▸ SET TASK:
In the entries below, find the lines with the word "name" and copy them.

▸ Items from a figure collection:
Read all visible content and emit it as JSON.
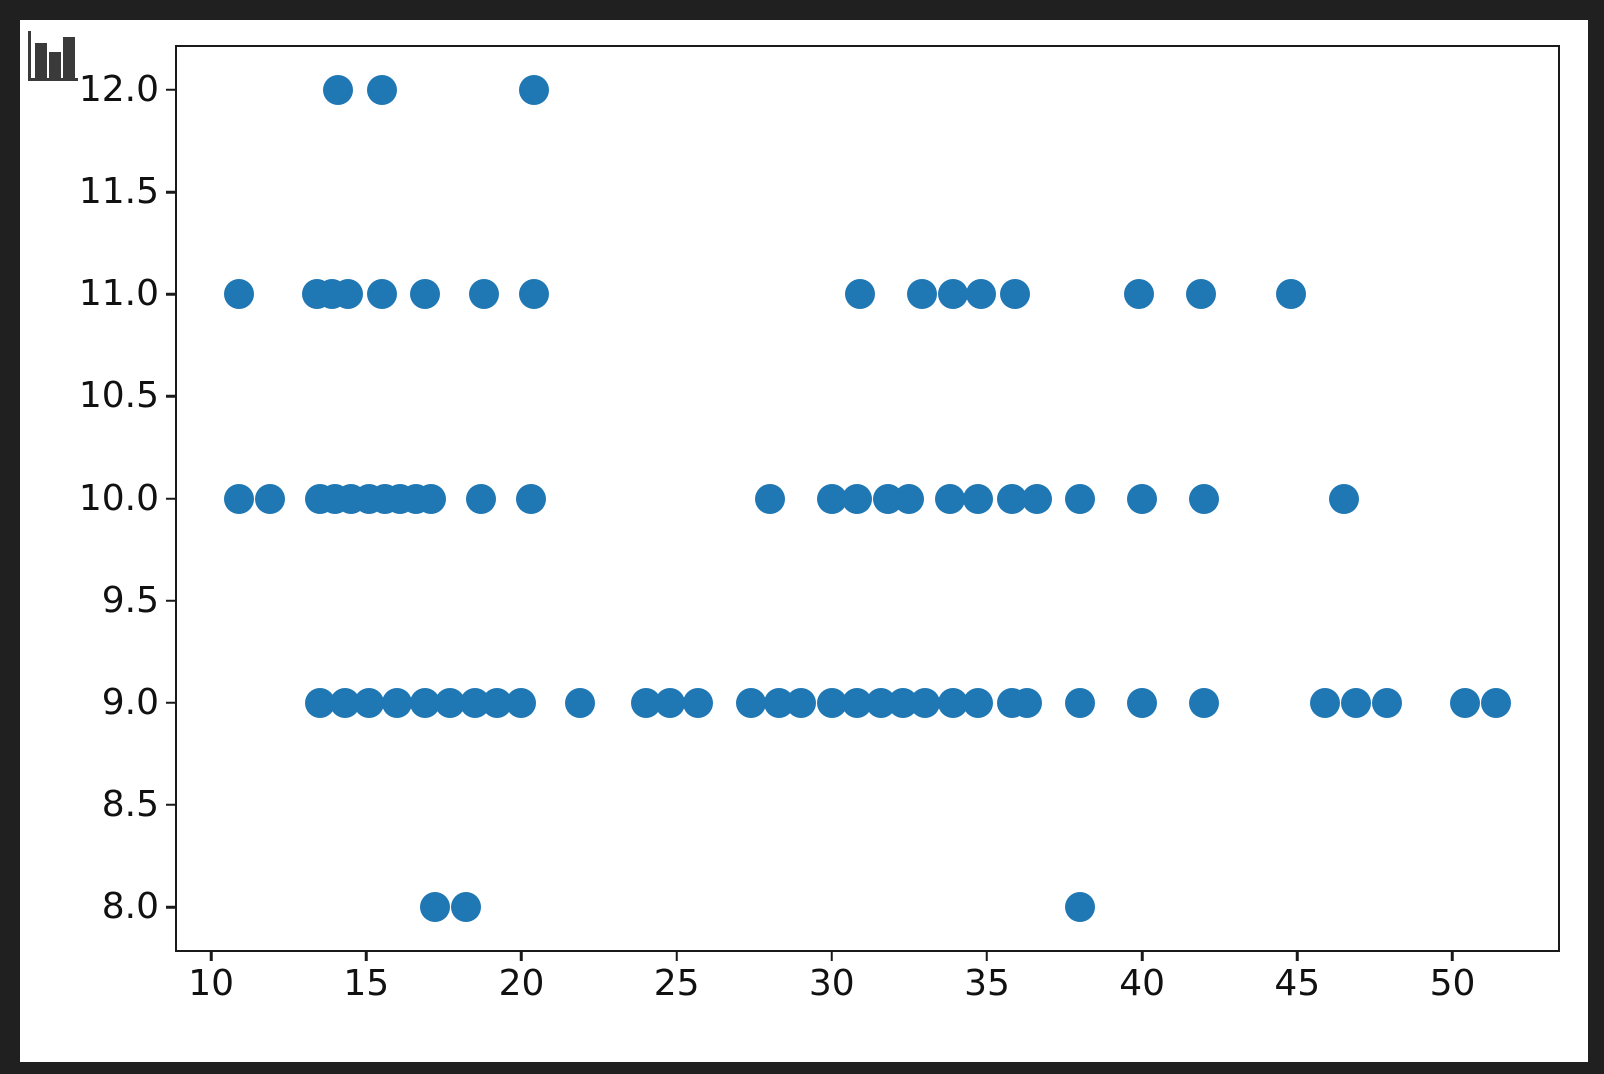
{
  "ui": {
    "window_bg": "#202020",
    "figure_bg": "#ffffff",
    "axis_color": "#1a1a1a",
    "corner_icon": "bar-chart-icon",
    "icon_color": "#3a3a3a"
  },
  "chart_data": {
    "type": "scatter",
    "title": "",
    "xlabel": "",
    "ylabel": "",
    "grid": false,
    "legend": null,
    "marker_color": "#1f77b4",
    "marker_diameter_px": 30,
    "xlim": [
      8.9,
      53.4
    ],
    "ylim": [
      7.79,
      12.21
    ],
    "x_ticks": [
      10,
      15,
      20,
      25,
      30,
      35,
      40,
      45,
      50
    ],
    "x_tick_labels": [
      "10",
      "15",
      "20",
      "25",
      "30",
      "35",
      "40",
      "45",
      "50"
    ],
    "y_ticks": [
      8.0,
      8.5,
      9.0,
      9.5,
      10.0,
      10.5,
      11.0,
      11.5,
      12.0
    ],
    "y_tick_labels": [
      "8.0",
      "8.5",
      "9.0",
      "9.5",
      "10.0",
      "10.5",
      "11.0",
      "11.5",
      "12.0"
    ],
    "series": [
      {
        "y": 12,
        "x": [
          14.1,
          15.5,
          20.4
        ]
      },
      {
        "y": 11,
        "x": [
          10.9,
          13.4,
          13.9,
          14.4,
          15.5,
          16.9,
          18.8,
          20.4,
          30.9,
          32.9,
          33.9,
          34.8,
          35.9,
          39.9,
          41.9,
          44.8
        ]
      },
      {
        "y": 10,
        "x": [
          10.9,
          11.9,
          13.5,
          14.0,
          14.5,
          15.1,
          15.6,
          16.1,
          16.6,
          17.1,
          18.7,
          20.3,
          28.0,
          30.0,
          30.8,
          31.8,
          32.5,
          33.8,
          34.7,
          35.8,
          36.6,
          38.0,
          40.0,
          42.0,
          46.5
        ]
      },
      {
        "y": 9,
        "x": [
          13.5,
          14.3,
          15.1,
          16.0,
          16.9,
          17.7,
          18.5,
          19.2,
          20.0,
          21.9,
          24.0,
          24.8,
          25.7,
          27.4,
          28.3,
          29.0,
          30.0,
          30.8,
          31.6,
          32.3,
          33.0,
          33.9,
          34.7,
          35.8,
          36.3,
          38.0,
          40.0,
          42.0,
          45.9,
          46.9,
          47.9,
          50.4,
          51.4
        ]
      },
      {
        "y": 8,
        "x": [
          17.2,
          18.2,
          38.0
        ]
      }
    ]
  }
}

--

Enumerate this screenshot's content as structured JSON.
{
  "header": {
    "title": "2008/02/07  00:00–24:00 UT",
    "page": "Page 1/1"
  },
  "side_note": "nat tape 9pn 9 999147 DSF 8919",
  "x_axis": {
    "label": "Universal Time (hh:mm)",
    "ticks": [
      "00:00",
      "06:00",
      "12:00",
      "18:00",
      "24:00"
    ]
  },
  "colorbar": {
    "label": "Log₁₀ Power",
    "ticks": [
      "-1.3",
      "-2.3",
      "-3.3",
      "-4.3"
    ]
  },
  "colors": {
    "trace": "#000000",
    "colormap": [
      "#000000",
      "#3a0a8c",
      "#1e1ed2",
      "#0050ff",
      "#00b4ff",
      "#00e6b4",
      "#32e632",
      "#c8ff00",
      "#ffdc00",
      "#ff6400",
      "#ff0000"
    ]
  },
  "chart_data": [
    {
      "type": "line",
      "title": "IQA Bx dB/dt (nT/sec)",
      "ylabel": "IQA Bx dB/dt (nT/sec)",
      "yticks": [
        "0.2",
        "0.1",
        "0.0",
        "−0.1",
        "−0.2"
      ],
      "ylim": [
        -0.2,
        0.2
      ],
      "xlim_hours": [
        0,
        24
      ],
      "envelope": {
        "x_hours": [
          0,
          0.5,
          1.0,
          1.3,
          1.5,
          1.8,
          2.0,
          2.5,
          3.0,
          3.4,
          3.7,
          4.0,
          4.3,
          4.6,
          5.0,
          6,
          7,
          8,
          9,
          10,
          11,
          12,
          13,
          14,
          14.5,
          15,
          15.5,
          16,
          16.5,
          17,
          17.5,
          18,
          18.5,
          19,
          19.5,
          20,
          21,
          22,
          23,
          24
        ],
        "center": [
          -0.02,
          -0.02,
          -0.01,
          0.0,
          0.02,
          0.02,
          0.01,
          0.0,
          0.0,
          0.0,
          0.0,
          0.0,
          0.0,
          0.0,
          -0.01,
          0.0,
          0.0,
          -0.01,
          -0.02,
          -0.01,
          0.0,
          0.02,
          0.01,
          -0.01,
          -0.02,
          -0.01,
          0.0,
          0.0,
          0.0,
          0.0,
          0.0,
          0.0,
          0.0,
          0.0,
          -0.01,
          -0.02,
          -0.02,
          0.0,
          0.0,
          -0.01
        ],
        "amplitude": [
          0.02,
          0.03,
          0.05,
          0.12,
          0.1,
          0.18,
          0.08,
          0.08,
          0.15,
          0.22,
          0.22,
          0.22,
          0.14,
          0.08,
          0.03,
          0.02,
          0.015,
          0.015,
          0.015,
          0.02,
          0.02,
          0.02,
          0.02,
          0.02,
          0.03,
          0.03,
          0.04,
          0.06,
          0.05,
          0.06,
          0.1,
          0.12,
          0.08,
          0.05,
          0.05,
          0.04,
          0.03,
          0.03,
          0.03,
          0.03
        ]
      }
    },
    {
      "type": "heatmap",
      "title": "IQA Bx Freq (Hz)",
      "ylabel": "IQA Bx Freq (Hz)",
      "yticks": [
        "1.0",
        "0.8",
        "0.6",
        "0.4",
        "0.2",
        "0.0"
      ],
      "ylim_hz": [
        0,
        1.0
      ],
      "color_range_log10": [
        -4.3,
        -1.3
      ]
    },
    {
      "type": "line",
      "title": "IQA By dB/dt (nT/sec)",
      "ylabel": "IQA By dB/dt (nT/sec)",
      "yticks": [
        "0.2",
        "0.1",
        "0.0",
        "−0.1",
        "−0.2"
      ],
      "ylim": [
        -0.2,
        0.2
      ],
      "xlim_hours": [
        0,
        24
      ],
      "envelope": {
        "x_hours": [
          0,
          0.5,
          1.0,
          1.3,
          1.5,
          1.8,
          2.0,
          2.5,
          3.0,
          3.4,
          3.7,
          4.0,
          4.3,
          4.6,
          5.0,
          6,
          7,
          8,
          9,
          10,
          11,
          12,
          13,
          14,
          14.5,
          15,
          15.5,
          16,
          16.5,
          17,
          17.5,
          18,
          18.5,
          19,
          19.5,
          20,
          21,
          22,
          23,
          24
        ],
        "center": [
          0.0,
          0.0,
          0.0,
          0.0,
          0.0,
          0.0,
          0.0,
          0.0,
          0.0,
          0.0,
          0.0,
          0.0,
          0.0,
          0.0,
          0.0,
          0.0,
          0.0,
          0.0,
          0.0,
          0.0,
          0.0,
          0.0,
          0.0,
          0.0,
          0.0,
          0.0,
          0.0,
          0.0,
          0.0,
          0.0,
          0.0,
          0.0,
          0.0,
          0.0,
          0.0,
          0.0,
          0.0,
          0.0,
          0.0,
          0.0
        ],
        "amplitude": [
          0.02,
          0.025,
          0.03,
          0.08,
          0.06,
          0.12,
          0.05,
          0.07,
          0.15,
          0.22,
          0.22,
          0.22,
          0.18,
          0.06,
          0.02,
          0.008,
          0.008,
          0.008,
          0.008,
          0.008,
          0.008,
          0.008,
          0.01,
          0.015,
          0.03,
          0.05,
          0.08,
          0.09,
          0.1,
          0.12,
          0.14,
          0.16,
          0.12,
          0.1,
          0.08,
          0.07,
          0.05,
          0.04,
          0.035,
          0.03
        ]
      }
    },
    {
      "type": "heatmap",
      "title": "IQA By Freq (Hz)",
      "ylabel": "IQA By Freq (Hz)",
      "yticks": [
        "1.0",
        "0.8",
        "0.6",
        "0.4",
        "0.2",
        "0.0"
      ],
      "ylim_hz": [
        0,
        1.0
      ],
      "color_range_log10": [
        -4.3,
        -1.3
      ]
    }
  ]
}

--

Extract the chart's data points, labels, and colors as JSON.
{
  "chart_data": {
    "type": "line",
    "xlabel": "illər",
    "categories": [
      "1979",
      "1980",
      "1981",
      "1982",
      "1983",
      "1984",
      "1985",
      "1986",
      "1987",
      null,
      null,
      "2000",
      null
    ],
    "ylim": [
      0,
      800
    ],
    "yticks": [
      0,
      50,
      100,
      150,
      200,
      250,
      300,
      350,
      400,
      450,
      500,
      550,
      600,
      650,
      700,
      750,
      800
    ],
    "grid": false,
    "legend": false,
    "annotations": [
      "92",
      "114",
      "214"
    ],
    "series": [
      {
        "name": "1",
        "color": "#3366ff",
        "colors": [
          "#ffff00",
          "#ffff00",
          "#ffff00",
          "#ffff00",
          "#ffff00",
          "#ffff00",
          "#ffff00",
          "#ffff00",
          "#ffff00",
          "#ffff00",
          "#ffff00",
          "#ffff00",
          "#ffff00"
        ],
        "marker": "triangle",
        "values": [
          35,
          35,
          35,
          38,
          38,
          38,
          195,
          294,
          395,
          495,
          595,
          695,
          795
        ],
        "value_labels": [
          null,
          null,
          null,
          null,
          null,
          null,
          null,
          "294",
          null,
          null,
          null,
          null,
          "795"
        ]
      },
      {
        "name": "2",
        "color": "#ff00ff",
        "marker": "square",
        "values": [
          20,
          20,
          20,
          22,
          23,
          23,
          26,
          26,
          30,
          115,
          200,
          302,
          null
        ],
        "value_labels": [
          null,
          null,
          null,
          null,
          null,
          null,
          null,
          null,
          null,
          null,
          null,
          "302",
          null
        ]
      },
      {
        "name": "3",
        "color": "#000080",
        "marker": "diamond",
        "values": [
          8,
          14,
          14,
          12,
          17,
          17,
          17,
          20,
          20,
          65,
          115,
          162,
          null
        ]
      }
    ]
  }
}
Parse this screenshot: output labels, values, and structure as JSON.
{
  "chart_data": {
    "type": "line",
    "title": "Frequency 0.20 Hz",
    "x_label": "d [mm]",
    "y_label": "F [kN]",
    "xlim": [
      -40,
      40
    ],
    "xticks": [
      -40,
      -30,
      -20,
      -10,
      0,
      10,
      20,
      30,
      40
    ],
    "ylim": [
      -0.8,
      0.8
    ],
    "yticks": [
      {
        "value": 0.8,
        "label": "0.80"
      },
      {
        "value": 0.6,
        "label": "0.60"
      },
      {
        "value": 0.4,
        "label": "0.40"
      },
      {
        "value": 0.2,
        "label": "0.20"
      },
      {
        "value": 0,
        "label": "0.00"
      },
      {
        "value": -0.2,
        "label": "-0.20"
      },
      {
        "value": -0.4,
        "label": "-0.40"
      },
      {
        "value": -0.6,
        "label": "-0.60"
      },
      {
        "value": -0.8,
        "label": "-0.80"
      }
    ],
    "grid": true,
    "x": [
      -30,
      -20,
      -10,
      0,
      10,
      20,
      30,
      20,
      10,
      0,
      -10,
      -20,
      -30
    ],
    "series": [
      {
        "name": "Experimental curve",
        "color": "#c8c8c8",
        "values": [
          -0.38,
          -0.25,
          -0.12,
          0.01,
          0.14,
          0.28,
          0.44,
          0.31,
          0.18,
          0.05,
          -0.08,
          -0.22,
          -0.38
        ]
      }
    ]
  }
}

▸ THE SOLUTION:
        "name": "1",
        "name": "2",
        "name": "3",
        "name": "Experimental curve",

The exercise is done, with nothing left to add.